Records about charts and figures:
########
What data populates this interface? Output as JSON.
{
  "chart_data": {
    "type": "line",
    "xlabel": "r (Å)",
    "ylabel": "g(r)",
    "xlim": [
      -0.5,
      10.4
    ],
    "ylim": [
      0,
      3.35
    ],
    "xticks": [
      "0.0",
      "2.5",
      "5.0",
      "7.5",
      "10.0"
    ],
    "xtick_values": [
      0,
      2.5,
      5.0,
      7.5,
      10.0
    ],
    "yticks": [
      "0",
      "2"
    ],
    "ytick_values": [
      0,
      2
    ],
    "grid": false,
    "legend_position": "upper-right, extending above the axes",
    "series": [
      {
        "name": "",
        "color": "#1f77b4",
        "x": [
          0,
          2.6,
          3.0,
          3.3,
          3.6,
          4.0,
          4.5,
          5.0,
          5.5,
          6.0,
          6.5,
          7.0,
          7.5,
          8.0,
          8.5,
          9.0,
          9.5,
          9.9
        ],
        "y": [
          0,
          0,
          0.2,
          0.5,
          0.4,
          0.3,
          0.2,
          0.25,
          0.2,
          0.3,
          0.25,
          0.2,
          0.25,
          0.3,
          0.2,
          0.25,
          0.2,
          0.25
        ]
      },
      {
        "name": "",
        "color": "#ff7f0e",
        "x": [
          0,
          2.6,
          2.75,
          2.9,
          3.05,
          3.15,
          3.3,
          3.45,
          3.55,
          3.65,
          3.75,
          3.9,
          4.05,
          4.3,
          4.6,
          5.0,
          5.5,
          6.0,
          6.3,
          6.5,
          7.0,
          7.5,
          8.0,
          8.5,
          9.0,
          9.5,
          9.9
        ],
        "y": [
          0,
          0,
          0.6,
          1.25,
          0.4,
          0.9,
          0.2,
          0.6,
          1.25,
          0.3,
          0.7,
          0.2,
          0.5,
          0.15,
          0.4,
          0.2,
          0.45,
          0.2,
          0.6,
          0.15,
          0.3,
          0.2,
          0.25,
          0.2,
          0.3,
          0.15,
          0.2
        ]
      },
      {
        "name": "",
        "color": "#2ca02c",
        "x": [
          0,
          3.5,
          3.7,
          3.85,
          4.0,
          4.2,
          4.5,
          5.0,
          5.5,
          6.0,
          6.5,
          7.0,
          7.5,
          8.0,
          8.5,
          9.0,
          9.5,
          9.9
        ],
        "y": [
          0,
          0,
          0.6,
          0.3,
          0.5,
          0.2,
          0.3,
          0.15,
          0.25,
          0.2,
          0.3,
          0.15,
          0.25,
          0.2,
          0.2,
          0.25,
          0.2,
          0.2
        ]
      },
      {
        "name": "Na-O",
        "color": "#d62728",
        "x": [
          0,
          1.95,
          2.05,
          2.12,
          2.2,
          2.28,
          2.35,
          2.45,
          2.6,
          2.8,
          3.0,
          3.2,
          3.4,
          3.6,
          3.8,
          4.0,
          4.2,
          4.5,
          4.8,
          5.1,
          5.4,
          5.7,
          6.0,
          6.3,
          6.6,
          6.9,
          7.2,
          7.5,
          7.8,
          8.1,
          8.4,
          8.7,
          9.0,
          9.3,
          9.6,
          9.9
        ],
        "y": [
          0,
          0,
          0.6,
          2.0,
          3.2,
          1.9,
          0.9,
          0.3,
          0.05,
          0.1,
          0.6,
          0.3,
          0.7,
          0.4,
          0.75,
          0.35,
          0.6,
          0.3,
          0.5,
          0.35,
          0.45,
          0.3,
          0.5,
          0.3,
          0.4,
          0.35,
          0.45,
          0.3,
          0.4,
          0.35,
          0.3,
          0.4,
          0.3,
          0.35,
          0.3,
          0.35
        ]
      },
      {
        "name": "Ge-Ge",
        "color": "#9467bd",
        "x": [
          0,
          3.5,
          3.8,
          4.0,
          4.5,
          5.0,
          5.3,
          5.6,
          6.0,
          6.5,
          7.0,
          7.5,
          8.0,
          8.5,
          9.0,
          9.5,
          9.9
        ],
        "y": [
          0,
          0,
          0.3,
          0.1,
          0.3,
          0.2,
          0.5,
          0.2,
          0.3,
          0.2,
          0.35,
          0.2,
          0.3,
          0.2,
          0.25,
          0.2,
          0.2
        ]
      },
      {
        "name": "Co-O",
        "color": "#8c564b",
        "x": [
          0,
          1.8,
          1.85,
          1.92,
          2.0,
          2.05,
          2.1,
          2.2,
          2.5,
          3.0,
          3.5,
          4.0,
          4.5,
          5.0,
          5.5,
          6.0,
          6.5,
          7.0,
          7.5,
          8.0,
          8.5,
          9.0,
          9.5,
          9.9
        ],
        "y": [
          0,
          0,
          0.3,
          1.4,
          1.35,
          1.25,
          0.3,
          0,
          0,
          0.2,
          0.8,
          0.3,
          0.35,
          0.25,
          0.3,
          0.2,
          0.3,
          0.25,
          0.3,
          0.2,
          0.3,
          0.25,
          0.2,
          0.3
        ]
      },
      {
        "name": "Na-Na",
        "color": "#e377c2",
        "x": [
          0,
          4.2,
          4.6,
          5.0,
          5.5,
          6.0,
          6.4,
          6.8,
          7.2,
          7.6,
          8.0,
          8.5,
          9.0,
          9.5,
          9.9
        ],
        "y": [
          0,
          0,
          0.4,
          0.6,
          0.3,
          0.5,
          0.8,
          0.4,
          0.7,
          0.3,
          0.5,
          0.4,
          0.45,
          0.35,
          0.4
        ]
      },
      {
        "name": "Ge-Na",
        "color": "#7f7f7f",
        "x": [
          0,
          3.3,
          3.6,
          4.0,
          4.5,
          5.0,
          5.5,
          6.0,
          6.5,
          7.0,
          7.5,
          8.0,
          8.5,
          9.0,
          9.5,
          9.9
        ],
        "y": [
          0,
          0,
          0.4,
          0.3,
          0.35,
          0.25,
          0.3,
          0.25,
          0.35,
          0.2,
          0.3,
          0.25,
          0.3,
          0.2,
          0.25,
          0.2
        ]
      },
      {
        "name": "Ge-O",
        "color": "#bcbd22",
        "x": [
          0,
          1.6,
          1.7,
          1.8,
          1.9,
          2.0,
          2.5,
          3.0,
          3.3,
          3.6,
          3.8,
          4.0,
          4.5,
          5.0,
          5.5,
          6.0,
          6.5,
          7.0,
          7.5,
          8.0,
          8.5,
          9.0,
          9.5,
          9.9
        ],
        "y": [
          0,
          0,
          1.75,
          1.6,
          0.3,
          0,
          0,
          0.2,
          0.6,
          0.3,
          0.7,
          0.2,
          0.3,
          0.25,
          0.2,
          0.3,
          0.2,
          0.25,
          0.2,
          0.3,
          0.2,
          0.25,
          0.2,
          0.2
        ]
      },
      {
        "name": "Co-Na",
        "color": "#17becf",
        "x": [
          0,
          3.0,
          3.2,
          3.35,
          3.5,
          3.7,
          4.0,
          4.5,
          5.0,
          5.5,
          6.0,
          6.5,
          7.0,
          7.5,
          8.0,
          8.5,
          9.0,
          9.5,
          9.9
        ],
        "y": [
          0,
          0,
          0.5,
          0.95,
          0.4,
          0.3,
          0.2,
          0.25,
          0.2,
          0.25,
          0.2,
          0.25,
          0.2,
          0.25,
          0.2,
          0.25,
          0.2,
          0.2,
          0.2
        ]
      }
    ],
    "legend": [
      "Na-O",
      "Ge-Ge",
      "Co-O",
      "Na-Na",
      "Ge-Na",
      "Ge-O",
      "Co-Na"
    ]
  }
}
########
PROBLEM DETAILS: Exactly reproduce every line of the records.

RESULT OF THE EXERCISE:
What data populates this interface? Output as JSON.
{
  "chart_data": {
    "type": "line",
    "xlabel": "r (Å)",
    "ylabel": "g(r)",
    "xlim": [
      -0.5,
      10.4
    ],
    "ylim": [
      0,
      3.35
    ],
    "xticks": [
      "0.0",
      "2.5",
      "5.0",
      "7.5",
      "10.0"
    ],
    "xtick_values": [
      0,
      2.5,
      5.0,
      7.5,
      10.0
    ],
    "yticks": [
      "0",
      "2"
    ],
    "ytick_values": [
      0,
      2
    ],
    "grid": false,
    "legend_position": "upper-right, extending above the axes",
    "series": [
      {
        "name": "",
        "color": "#1f77b4",
        "x": [
          0,
          2.6,
          3.0,
          3.3,
          3.6,
          4.0,
          4.5,
          5.0,
          5.5,
          6.0,
          6.5,
          7.0,
          7.5,
          8.0,
          8.5,
          9.0,
          9.5,
          9.9
        ],
        "y": [
          0,
          0,
          0.2,
          0.5,
          0.4,
          0.3,
          0.2,
          0.25,
          0.2,
          0.3,
          0.25,
          0.2,
          0.25,
          0.3,
          0.2,
          0.25,
          0.2,
          0.25
        ]
      },
      {
        "name": "",
        "color": "#ff7f0e",
        "x": [
          0,
          2.6,
          2.75,
          2.9,
          3.05,
          3.15,
          3.3,
          3.45,
          3.55,
          3.65,
          3.75,
          3.9,
          4.05,
          4.3,
          4.6,
          5.0,
          5.5,
          6.0,
          6.3,
          6.5,
          7.0,
          7.5,
          8.0,
          8.5,
          9.0,
          9.5,
          9.9
        ],
        "y": [
          0,
          0,
          0.6,
          1.25,
          0.4,
          0.9,
          0.2,
          0.6,
          1.25,
          0.3,
          0.7,
          0.2,
          0.5,
          0.15,
          0.4,
          0.2,
          0.45,
          0.2,
          0.6,
          0.15,
          0.3,
          0.2,
          0.25,
          0.2,
          0.3,
          0.15,
          0.2
        ]
      },
      {
        "name": "",
        "color": "#2ca02c",
        "x": [
          0,
          3.5,
          3.7,
          3.85,
          4.0,
          4.2,
          4.5,
          5.0,
          5.5,
          6.0,
          6.5,
          7.0,
          7.5,
          8.0,
          8.5,
          9.0,
          9.5,
          9.9
        ],
        "y": [
          0,
          0,
          0.6,
          0.3,
          0.5,
          0.2,
          0.3,
          0.15,
          0.25,
          0.2,
          0.3,
          0.15,
          0.25,
          0.2,
          0.2,
          0.25,
          0.2,
          0.2
        ]
      },
      {
        "name": "Na-O",
        "color": "#d62728",
        "x": [
          0,
          1.95,
          2.05,
          2.12,
          2.2,
          2.28,
          2.35,
          2.45,
          2.6,
          2.8,
          3.0,
          3.2,
          3.4,
          3.6,
          3.8,
          4.0,
          4.2,
          4.5,
          4.8,
          5.1,
          5.4,
          5.7,
          6.0,
          6.3,
          6.6,
          6.9,
          7.2,
          7.5,
          7.8,
          8.1,
          8.4,
          8.7,
          9.0,
          9.3,
          9.6,
          9.9
        ],
        "y": [
          0,
          0,
          0.6,
          2.0,
          3.2,
          1.9,
          0.9,
          0.3,
          0.05,
          0.1,
          0.6,
          0.3,
          0.7,
          0.4,
          0.75,
          0.35,
          0.6,
          0.3,
          0.5,
          0.35,
          0.45,
          0.3,
          0.5,
          0.3,
          0.4,
          0.35,
          0.45,
          0.3,
          0.4,
          0.35,
          0.3,
          0.4,
          0.3,
          0.35,
          0.3,
          0.35
        ]
      },
      {
        "name": "Ge-Ge",
        "color": "#9467bd",
        "x": [
          0,
          3.5,
          3.8,
          4.0,
          4.5,
          5.0,
          5.3,
          5.6,
          6.0,
          6.5,
          7.0,
          7.5,
          8.0,
          8.5,
          9.0,
          9.5,
          9.9
        ],
        "y": [
          0,
          0,
          0.3,
          0.1,
          0.3,
          0.2,
          0.5,
          0.2,
          0.3,
          0.2,
          0.35,
          0.2,
          0.3,
          0.2,
          0.25,
          0.2,
          0.2
        ]
      },
      {
        "name": "Co-O",
        "color": "#8c564b",
        "x": [
          0,
          1.8,
          1.85,
          1.92,
          2.0,
          2.05,
          2.1,
          2.2,
          2.5,
          3.0,
          3.5,
          4.0,
          4.5,
          5.0,
          5.5,
          6.0,
          6.5,
          7.0,
          7.5,
          8.0,
          8.5,
          9.0,
          9.5,
          9.9
        ],
        "y": [
          0,
          0,
          0.3,
          1.4,
          1.35,
          1.25,
          0.3,
          0,
          0,
          0.2,
          0.8,
          0.3,
          0.35,
          0.25,
          0.3,
          0.2,
          0.3,
          0.25,
          0.3,
          0.2,
          0.3,
          0.25,
          0.2,
          0.3
        ]
      },
      {
        "name": "Na-Na",
        "color": "#e377c2",
        "x": [
          0,
          4.2,
          4.6,
          5.0,
          5.5,
          6.0,
          6.4,
          6.8,
          7.2,
          7.6,
          8.0,
          8.5,
          9.0,
          9.5,
          9.9
        ],
        "y": [
          0,
          0,
          0.4,
          0.6,
          0.3,
          0.5,
          0.8,
          0.4,
          0.7,
          0.3,
          0.5,
          0.4,
          0.45,
          0.35,
          0.4
        ]
      },
      {
        "name": "Ge-Na",
        "color": "#7f7f7f",
        "x": [
          0,
          3.3,
          3.6,
          4.0,
          4.5,
          5.0,
          5.5,
          6.0,
          6.5,
          7.0,
          7.5,
          8.0,
          8.5,
          9.0,
          9.5,
          9.9
        ],
        "y": [
          0,
          0,
          0.4,
          0.3,
          0.35,
          0.25,
          0.3,
          0.25,
          0.35,
          0.2,
          0.3,
          0.25,
          0.3,
          0.2,
          0.25,
          0.2
        ]
      },
      {
        "name": "Ge-O",
        "color": "#bcbd22",
        "x": [
          0,
          1.6,
          1.7,
          1.8,
          1.9,
          2.0,
          2.5,
          3.0,
          3.3,
          3.6,
          3.8,
          4.0,
          4.5,
          5.0,
          5.5,
          6.0,
          6.5,
          7.0,
          7.5,
          8.0,
          8.5,
          9.0,
          9.5,
          9.9
        ],
        "y": [
          0,
          0,
          1.75,
          1.6,
          0.3,
          0,
          0,
          0.2,
          0.6,
          0.3,
          0.7,
          0.2,
          0.3,
          0.25,
          0.2,
          0.3,
          0.2,
          0.25,
          0.2,
          0.3,
          0.2,
          0.25,
          0.2,
          0.2
        ]
      },
      {
        "name": "Co-Na",
        "color": "#17becf",
        "x": [
          0,
          3.0,
          3.2,
          3.35,
          3.5,
          3.7,
          4.0,
          4.5,
          5.0,
          5.5,
          6.0,
          6.5,
          7.0,
          7.5,
          8.0,
          8.5,
          9.0,
          9.5,
          9.9
        ],
        "y": [
          0,
          0,
          0.5,
          0.95,
          0.4,
          0.3,
          0.2,
          0.25,
          0.2,
          0.25,
          0.2,
          0.25,
          0.2,
          0.25,
          0.2,
          0.25,
          0.2,
          0.2,
          0.2
        ]
      }
    ],
    "legend": [
      "Na-O",
      "Ge-Ge",
      "Co-O",
      "Na-Na",
      "Ge-Na",
      "Ge-O",
      "Co-Na"
    ]
  }
}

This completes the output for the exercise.